→ Rows
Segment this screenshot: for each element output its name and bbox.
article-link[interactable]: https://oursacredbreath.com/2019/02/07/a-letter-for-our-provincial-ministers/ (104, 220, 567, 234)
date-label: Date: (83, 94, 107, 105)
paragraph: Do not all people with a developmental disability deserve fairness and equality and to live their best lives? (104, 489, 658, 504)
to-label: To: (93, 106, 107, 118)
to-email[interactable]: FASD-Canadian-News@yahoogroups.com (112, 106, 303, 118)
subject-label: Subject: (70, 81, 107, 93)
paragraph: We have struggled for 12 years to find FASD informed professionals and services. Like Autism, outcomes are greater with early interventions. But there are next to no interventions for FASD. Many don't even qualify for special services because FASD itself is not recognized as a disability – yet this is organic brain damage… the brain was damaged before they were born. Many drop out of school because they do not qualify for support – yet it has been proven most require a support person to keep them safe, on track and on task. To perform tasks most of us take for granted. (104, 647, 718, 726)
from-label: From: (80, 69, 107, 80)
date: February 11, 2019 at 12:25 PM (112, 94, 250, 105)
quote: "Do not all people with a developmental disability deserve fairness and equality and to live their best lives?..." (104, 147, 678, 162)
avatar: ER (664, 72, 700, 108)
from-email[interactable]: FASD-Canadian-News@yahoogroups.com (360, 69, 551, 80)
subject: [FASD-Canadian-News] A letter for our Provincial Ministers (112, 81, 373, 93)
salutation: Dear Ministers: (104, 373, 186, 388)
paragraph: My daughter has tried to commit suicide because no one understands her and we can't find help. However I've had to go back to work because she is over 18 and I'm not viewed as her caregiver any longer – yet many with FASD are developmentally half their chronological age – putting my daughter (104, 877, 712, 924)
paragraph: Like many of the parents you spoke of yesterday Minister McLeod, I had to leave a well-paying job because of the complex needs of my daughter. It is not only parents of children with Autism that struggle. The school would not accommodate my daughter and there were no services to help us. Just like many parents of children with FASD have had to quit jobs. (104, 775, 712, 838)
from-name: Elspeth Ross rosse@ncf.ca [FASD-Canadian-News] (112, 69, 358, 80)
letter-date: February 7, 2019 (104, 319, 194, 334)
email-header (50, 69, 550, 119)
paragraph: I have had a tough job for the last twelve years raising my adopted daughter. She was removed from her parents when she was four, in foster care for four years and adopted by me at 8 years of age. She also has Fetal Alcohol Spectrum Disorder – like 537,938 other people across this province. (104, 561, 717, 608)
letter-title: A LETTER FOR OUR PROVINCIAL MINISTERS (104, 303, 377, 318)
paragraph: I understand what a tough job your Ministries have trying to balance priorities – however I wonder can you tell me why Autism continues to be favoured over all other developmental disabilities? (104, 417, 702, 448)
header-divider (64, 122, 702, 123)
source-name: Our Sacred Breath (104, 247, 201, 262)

→ What to produce
Render each line of the data above as a numbered list, omitting any blank lines.

→ Correct answer
1. Segment this screenshot: for each element output its name and bbox.
2. article-link[interactable]: https://oursacredbreath.com/2019/02/07/a-letter-for-our-provincial-ministers/ (104, 220, 567, 234)
3. date-label: Date: (83, 94, 107, 105)
4. paragraph: Do not all people with a developmental disability deserve fairness and equality and to live their best lives? (104, 489, 658, 504)
5. to-label: To: (93, 106, 107, 118)
6. to-email[interactable]: FASD-Canadian-News@yahoogroups.com (112, 106, 303, 118)
7. subject-label: Subject: (70, 81, 107, 93)
8. paragraph: We have struggled for 12 years to find FASD informed professionals and services. Like Autism, outcomes are greater with early interventions. But there are next to no interventions for FASD. Many don't even qualify for special services because FASD itself is not recognized as a disability – yet this is organic brain damage… the brain was damaged before they were born. Many drop out of school because they do not qualify for support – yet it has been proven most require a support person to keep them safe, on track and on task. To perform tasks most of us take for granted. (104, 647, 718, 726)
9. from-label: From: (80, 69, 107, 80)
10. date: February 11, 2019 at 12:25 PM (112, 94, 250, 105)
11. quote: "Do not all people with a developmental disability deserve fairness and equality and to live their best lives?..." (104, 147, 678, 162)
12. avatar: ER (664, 72, 700, 108)
13. from-email[interactable]: FASD-Canadian-News@yahoogroups.com (360, 69, 551, 80)
14. subject: [FASD-Canadian-News] A letter for our Provincial Ministers (112, 81, 373, 93)
15. salutation: Dear Ministers: (104, 373, 186, 388)
16. paragraph: My daughter has tried to commit suicide because no one understands her and we can't find help. However I've had to go back to work because she is over 18 and I'm not viewed as her caregiver any longer – yet many with FASD are developmentally half their chronological age – putting my daughter (104, 877, 712, 924)
17. paragraph: Like many of the parents you spoke of yesterday Minister McLeod, I had to leave a well-paying job because of the complex needs of my daughter. It is not only parents of children with Autism that struggle. The school would not accommodate my daughter and there were no services to help us. Just like many parents of children with FASD have had to quit jobs. (104, 775, 712, 838)
18. from-name: Elspeth Ross rosse@ncf.ca [FASD-Canadian-News] (112, 69, 358, 80)
19. letter-date: February 7, 2019 (104, 319, 194, 334)
20. email-header (50, 69, 550, 119)
21. paragraph: I have had a tough job for the last twelve years raising my adopted daughter. She was removed from her parents when she was four, in foster care for four years and adopted by me at 8 years of age. She also has Fetal Alcohol Spectrum Disorder – like 537,938 other people across this province. (104, 561, 717, 608)
22. letter-title: A LETTER FOR OUR PROVINCIAL MINISTERS (104, 303, 377, 318)
23. paragraph: I understand what a tough job your Ministries have trying to balance priorities – however I wonder can you tell me why Autism continues to be favoured over all other developmental disabilities? (104, 417, 702, 448)
24. header-divider (64, 122, 702, 123)
25. source-name: Our Sacred Breath (104, 247, 201, 262)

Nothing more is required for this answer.